Restate all of the data exactly.

— begin PROVIDED DATA —

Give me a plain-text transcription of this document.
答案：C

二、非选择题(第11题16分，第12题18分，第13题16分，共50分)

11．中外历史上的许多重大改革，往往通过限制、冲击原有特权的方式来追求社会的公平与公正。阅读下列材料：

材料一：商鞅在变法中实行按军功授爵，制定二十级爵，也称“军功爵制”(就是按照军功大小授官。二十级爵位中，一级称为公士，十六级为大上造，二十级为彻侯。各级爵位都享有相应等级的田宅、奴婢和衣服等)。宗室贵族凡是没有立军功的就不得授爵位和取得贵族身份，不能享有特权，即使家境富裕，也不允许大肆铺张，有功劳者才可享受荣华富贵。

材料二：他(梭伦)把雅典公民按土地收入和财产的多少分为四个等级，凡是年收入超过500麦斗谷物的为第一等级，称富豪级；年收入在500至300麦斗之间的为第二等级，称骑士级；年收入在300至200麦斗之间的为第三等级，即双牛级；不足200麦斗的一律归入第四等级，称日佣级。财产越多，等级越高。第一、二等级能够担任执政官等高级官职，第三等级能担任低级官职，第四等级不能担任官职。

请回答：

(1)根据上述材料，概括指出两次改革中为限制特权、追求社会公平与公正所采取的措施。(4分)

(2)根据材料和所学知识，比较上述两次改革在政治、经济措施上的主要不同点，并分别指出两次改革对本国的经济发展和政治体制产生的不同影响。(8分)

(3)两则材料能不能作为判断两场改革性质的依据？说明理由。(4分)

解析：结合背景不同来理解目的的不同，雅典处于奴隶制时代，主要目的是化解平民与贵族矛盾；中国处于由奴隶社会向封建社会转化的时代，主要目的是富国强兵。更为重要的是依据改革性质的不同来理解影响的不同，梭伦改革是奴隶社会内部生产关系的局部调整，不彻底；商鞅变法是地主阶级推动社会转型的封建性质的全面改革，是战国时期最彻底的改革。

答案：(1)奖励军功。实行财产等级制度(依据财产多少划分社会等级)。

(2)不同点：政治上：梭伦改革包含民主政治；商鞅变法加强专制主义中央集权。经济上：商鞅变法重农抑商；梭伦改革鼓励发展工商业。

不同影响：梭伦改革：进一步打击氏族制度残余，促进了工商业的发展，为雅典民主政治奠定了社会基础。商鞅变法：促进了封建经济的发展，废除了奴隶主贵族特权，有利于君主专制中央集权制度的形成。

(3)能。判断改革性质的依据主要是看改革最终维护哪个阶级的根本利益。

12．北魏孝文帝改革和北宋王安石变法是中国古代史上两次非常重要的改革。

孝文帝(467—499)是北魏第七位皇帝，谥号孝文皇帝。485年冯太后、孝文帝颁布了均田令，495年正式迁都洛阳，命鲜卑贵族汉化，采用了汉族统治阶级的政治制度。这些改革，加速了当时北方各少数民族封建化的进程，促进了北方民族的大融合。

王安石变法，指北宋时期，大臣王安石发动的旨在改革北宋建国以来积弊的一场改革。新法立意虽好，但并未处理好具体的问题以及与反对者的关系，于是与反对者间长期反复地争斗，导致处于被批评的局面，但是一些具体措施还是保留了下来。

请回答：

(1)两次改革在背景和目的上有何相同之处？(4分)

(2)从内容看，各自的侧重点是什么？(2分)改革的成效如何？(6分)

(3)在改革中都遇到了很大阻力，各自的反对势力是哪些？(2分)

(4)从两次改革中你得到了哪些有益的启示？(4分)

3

— end PROVIDED DATA —

#### REPLY TO THE EXERCISE
Give me a plain-text transcription of this document.
答案：C

二、非选择题(第11题16分，第12题18分，第13题16分，共50分)

11．中外历史上的许多重大改革，往往通过限制、冲击原有特权的方式来追求社会的公平与公正。阅读下列材料：

材料一：商鞅在变法中实行按军功授爵，制定二十级爵，也称“军功爵制”(就是按照军功大小授官。二十级爵位中，一级称为公士，十六级为大上造，二十级为彻侯。各级爵位都享有相应等级的田宅、奴婢和衣服等)。宗室贵族凡是没有立军功的就不得授爵位和取得贵族身份，不能享有特权，即使家境富裕，也不允许大肆铺张，有功劳者才可享受荣华富贵。

材料二：他(梭伦)把雅典公民按土地收入和财产的多少分为四个等级，凡是年收入超过500麦斗谷物的为第一等级，称富豪级；年收入在500至300麦斗之间的为第二等级，称骑士级；年收入在300至200麦斗之间的为第三等级，即双牛级；不足200麦斗的一律归入第四等级，称日佣级。财产越多，等级越高。第一、二等级能够担任执政官等高级官职，第三等级能担任低级官职，第四等级不能担任官职。

请回答：

(1)根据上述材料，概括指出两次改革中为限制特权、追求社会公平与公正所采取的措施。(4分)

(2)根据材料和所学知识，比较上述两次改革在政治、经济措施上的主要不同点，并分别指出两次改革对本国的经济发展和政治体制产生的不同影响。(8分)

(3)两则材料能不能作为判断两场改革性质的依据？说明理由。(4分)

解析：结合背景不同来理解目的的不同，雅典处于奴隶制时代，主要目的是化解平民与贵族矛盾；中国处于由奴隶社会向封建社会转化的时代，主要目的是富国强兵。更为重要的是依据改革性质的不同来理解影响的不同，梭伦改革是奴隶社会内部生产关系的局部调整，不彻底；商鞅变法是地主阶级推动社会转型的封建性质的全面改革，是战国时期最彻底的改革。

答案：(1)奖励军功。实行财产等级制度(依据财产多少划分社会等级)。

(2)不同点：政治上：梭伦改革包含民主政治；商鞅变法加强专制主义中央集权。经济上：商鞅变法重农抑商；梭伦改革鼓励发展工商业。

不同影响：梭伦改革：进一步打击氏族制度残余，促进了工商业的发展，为雅典民主政治奠定了社会基础。商鞅变法：促进了封建经济的发展，废除了奴隶主贵族特权，有利于君主专制中央集权制度的形成。

(3)能。判断改革性质的依据主要是看改革最终维护哪个阶级的根本利益。

12．北魏孝文帝改革和北宋王安石变法是中国古代史上两次非常重要的改革。

孝文帝(467—499)是北魏第七位皇帝，谥号孝文皇帝。485年冯太后、孝文帝颁布了均田令，495年正式迁都洛阳，命鲜卑贵族汉化，采用了汉族统治阶级的政治制度。这些改革，加速了当时北方各少数民族封建化的进程，促进了北方民族的大融合。

王安石变法，指北宋时期，大臣王安石发动的旨在改革北宋建国以来积弊的一场改革。新法立意虽好，但并未处理好具体的问题以及与反对者的关系，于是与反对者间长期反复地争斗，导致处于被批评的局面，但是一些具体措施还是保留了下来。

请回答：

(1)两次改革在背景和目的上有何相同之处？(4分)

(2)从内容看，各自的侧重点是什么？(2分)改革的成效如何？(6分)

(3)在改革中都遇到了很大阻力，各自的反对势力是哪些？(2分)

(4)从两次改革中你得到了哪些有益的启示？(4分)

3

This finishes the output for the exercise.